---------- PAGE EXCERPT ----------
I should be clear that this will terminate a process unless that process is otherwise instructed to trap [CTRL+C] and perform a different function. If you're compiling something or running a database command, generally you won't want to use this shortcut unless you know what you're doing. But, when it comes to everyday usage such as running a "top" and then quitting, it's essential.

Repeating a Command

There are four simple ways you can easily repeat a command with a keyboard shortcut, so I thought I'd run through them here before wrapping up:

  1. The [UP] arrow will display the previously executed command.
  2. [CTRL+P] will do the exact same thing as the [UP] arrow.
  3. Typing "!!" and hitting [Enter] will execute the previous command. Note that this actually runs it. The previous two options only display the command, giving you the option to hit [ENTER].
  4. Typing "!-1" will do the same thing as "!!", though I want to point out how it does this: When you type "history", you see a numbered list of commands executed in the past -1 being the most recent. What "!-1" does is instructs the shell to execute (!) the first item on the history (-1). This same concept can be applied for any command in the history at all ... This can be useful for scripting.

Start Practicing

What it really comes down to is finding what works for you and what suits your work style. There are a number of other shortcuts that are definitely worthwhile to take a look at. There are plenty of cheat sheets on the internet available to print out while you're learning, and I'd highly recommend checking them out. Trust me on this: You'll never regret honing your mastery of bash shortcuts, particularly once you've seen the lightning speed at which you start flying through the command line. The tedium goes away, and the shell becomes a much more friendly, dare I say inviting, place to be.

Quick reference for these shortcuts:

  • [TAB] - Autocomplete to furthest point in a unique matching file name or path.
  • [CTRL+R] - Reverse search through your bash history
  • [CTRL+W] - Cut one "word" back, or until whitespace encountered.
---------- RECORDS TO PROCESS ----------
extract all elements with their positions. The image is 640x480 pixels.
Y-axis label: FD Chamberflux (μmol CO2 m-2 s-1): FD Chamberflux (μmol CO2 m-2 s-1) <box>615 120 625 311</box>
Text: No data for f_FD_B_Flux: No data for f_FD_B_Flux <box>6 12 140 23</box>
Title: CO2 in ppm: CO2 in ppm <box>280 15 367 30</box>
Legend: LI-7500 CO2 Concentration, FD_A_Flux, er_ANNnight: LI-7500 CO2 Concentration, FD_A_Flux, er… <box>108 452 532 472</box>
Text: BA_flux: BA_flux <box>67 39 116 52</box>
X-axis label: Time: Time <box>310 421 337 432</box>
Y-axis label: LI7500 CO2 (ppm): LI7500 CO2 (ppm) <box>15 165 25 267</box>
----------
**THE TASKS:**
1. Translate this sentence from the bash shortcuts excerpt into Spanish: "The [UP] arrow will display the previously executed command."
2. Render the rows of Block 1 as a numbered list, leaving out any blank lines.

**SOLUTION LIST:**
1. La flecha [UP] mostrará el comando ejecutado previamente.

2.
1. extract all elements with their positions. The image is 640x480 pixels.
2. Y-axis label: FD Chamberflux (μmol CO2 m-2 s-1): FD Chamberflux (μmol CO2 m-2 s-1) <box>615 120 625 311</box>
3. Text: No data for f_FD_B_Flux: No data for f_FD_B_Flux <box>6 12 140 23</box>
4. Title: CO2 in ppm: CO2 in ppm <box>280 15 367 30</box>
5. Legend: LI-7500 CO2 Concentration, FD_A_Flux, er_ANNnight: LI-7500 CO2 Concentration, FD_A_Flux, er… <box>108 452 532 472</box>
6. Text: BA_flux: BA_flux <box>67 39 116 52</box>
7. X-axis label: Time: Time <box>310 421 337 432</box>
8. Y-axis label: LI7500 CO2 (ppm): LI7500 CO2 (ppm) <box>15 165 25 267</box>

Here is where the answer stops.